> SOURCE MATERIAL:
┌────────

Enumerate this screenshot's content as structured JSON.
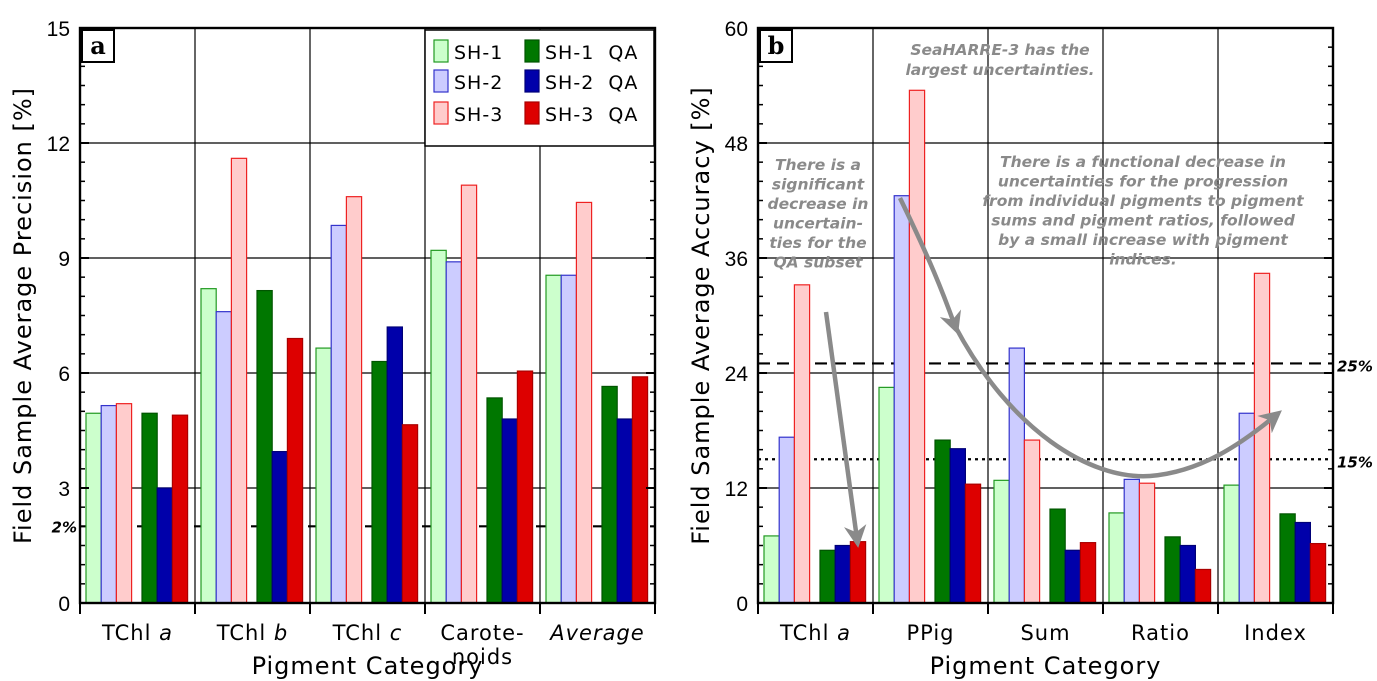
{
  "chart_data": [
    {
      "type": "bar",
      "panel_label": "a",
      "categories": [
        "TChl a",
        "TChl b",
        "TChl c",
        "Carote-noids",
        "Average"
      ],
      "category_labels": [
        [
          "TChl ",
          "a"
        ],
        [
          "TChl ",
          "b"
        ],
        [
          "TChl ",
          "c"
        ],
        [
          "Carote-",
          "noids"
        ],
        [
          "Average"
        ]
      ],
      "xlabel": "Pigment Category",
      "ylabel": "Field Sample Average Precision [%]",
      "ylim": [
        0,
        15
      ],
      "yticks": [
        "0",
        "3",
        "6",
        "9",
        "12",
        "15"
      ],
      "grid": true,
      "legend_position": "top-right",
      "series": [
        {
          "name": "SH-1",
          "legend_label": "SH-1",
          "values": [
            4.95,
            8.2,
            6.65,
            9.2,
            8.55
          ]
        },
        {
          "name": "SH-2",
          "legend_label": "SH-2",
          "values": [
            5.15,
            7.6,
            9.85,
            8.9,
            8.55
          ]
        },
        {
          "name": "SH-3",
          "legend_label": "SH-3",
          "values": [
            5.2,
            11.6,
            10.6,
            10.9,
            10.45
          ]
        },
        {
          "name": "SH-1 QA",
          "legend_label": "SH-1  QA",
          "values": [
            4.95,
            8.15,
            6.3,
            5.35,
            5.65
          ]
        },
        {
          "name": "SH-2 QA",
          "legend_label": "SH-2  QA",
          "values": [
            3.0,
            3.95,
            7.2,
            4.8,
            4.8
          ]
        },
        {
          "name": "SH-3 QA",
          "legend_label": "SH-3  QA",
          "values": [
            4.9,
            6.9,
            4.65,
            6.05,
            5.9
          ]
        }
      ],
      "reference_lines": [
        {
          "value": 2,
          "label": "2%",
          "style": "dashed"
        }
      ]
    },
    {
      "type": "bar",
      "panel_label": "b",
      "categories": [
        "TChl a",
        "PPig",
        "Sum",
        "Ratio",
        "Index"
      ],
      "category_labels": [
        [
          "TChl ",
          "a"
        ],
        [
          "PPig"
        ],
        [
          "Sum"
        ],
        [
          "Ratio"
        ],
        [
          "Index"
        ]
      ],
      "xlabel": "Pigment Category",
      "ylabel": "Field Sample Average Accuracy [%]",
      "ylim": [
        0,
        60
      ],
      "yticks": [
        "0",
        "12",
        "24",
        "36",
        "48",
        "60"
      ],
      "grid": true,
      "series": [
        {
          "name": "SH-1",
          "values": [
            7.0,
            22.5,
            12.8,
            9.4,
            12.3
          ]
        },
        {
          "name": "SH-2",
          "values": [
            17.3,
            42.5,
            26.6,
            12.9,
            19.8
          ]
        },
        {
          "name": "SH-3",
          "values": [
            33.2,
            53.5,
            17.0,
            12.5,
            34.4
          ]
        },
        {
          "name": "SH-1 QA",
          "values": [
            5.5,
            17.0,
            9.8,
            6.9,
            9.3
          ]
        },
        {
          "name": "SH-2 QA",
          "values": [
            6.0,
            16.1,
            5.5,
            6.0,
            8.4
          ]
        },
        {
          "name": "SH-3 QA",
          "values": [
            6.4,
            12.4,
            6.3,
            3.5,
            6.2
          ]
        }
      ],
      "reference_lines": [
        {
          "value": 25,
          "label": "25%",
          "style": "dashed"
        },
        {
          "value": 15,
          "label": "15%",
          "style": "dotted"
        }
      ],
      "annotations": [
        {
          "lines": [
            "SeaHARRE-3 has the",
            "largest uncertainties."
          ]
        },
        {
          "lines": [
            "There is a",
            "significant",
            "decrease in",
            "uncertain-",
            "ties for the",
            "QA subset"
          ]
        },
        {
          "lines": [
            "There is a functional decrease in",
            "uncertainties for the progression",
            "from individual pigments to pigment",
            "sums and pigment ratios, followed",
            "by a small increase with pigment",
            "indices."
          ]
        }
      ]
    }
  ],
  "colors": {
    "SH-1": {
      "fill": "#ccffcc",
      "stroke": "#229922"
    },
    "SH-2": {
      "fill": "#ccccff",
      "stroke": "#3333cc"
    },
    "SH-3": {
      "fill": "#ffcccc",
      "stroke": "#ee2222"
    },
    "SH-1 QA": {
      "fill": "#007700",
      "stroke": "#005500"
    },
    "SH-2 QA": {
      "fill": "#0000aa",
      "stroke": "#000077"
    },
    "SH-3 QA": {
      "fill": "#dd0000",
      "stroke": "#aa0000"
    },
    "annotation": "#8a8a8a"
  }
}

└────────

> EXERCISE DETAILS:
Restate the whole of the material word for word without the pictures.

> RESULT FOR THIS TASK:
Enumerate this screenshot's content as structured JSON.
{
  "chart_data": [
    {
      "type": "bar",
      "panel_label": "a",
      "categories": [
        "TChl a",
        "TChl b",
        "TChl c",
        "Carote-noids",
        "Average"
      ],
      "category_labels": [
        [
          "TChl ",
          "a"
        ],
        [
          "TChl ",
          "b"
        ],
        [
          "TChl ",
          "c"
        ],
        [
          "Carote-",
          "noids"
        ],
        [
          "Average"
        ]
      ],
      "xlabel": "Pigment Category",
      "ylabel": "Field Sample Average Precision [%]",
      "ylim": [
        0,
        15
      ],
      "yticks": [
        "0",
        "3",
        "6",
        "9",
        "12",
        "15"
      ],
      "grid": true,
      "legend_position": "top-right",
      "series": [
        {
          "name": "SH-1",
          "legend_label": "SH-1",
          "values": [
            4.95,
            8.2,
            6.65,
            9.2,
            8.55
          ]
        },
        {
          "name": "SH-2",
          "legend_label": "SH-2",
          "values": [
            5.15,
            7.6,
            9.85,
            8.9,
            8.55
          ]
        },
        {
          "name": "SH-3",
          "legend_label": "SH-3",
          "values": [
            5.2,
            11.6,
            10.6,
            10.9,
            10.45
          ]
        },
        {
          "name": "SH-1 QA",
          "legend_label": "SH-1  QA",
          "values": [
            4.95,
            8.15,
            6.3,
            5.35,
            5.65
          ]
        },
        {
          "name": "SH-2 QA",
          "legend_label": "SH-2  QA",
          "values": [
            3.0,
            3.95,
            7.2,
            4.8,
            4.8
          ]
        },
        {
          "name": "SH-3 QA",
          "legend_label": "SH-3  QA",
          "values": [
            4.9,
            6.9,
            4.65,
            6.05,
            5.9
          ]
        }
      ],
      "reference_lines": [
        {
          "value": 2,
          "label": "2%",
          "style": "dashed"
        }
      ]
    },
    {
      "type": "bar",
      "panel_label": "b",
      "categories": [
        "TChl a",
        "PPig",
        "Sum",
        "Ratio",
        "Index"
      ],
      "category_labels": [
        [
          "TChl ",
          "a"
        ],
        [
          "PPig"
        ],
        [
          "Sum"
        ],
        [
          "Ratio"
        ],
        [
          "Index"
        ]
      ],
      "xlabel": "Pigment Category",
      "ylabel": "Field Sample Average Accuracy [%]",
      "ylim": [
        0,
        60
      ],
      "yticks": [
        "0",
        "12",
        "24",
        "36",
        "48",
        "60"
      ],
      "grid": true,
      "series": [
        {
          "name": "SH-1",
          "values": [
            7.0,
            22.5,
            12.8,
            9.4,
            12.3
          ]
        },
        {
          "name": "SH-2",
          "values": [
            17.3,
            42.5,
            26.6,
            12.9,
            19.8
          ]
        },
        {
          "name": "SH-3",
          "values": [
            33.2,
            53.5,
            17.0,
            12.5,
            34.4
          ]
        },
        {
          "name": "SH-1 QA",
          "values": [
            5.5,
            17.0,
            9.8,
            6.9,
            9.3
          ]
        },
        {
          "name": "SH-2 QA",
          "values": [
            6.0,
            16.1,
            5.5,
            6.0,
            8.4
          ]
        },
        {
          "name": "SH-3 QA",
          "values": [
            6.4,
            12.4,
            6.3,
            3.5,
            6.2
          ]
        }
      ],
      "reference_lines": [
        {
          "value": 25,
          "label": "25%",
          "style": "dashed"
        },
        {
          "value": 15,
          "label": "15%",
          "style": "dotted"
        }
      ],
      "annotations": [
        {
          "lines": [
            "SeaHARRE-3 has the",
            "largest uncertainties."
          ]
        },
        {
          "lines": [
            "There is a",
            "significant",
            "decrease in",
            "uncertain-",
            "ties for the",
            "QA subset"
          ]
        },
        {
          "lines": [
            "There is a functional decrease in",
            "uncertainties for the progression",
            "from individual pigments to pigment",
            "sums and pigment ratios, followed",
            "by a small increase with pigment",
            "indices."
          ]
        }
      ]
    }
  ],
  "colors": {
    "SH-1": {
      "fill": "#ccffcc",
      "stroke": "#229922"
    },
    "SH-2": {
      "fill": "#ccccff",
      "stroke": "#3333cc"
    },
    "SH-3": {
      "fill": "#ffcccc",
      "stroke": "#ee2222"
    },
    "SH-1 QA": {
      "fill": "#007700",
      "stroke": "#005500"
    },
    "SH-2 QA": {
      "fill": "#0000aa",
      "stroke": "#000077"
    },
    "SH-3 QA": {
      "fill": "#dd0000",
      "stroke": "#aa0000"
    },
    "annotation": "#8a8a8a"
  }
}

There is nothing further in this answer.